-- Records from a data source --
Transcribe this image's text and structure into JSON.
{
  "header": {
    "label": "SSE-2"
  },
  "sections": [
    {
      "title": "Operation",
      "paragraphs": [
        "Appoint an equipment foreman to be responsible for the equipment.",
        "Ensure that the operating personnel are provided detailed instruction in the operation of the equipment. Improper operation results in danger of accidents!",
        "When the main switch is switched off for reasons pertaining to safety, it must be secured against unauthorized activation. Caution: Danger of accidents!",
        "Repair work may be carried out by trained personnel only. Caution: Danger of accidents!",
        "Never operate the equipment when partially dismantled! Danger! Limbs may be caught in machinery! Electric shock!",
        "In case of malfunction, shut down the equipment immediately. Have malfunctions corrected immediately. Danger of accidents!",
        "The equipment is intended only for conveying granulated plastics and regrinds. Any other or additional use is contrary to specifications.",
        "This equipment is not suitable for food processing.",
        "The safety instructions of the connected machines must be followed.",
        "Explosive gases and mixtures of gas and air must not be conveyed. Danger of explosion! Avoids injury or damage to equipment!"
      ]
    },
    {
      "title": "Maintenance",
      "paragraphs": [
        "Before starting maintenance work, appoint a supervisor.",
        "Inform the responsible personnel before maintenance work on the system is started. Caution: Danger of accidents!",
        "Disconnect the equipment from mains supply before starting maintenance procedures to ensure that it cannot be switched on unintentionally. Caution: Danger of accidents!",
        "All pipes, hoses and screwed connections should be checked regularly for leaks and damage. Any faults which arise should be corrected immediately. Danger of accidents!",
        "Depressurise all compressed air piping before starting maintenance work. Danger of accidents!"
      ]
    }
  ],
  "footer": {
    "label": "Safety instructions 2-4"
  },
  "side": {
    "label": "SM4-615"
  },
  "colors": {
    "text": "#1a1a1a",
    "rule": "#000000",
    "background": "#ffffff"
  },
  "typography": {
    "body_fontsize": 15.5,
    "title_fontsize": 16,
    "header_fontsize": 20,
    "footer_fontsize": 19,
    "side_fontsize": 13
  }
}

-- Task brief --
Copy all lines of the listing above that contain the string "Caution".

-- Result --
        "When the main switch is switched off for reasons pertaining to safety, it must be secured against unauthorized activation. Caution: Danger of accidents!",
        "Repair work may be carried out by trained personnel only. Caution: Danger of accidents!",
        "Inform the responsible personnel before maintenance work on the system is started. Caution: Danger of accidents!",
        "Disconnect the equipment from mains supply before starting maintenance procedures to ensure that it cannot be switched on unintentionally. Caution: Danger of accidents!",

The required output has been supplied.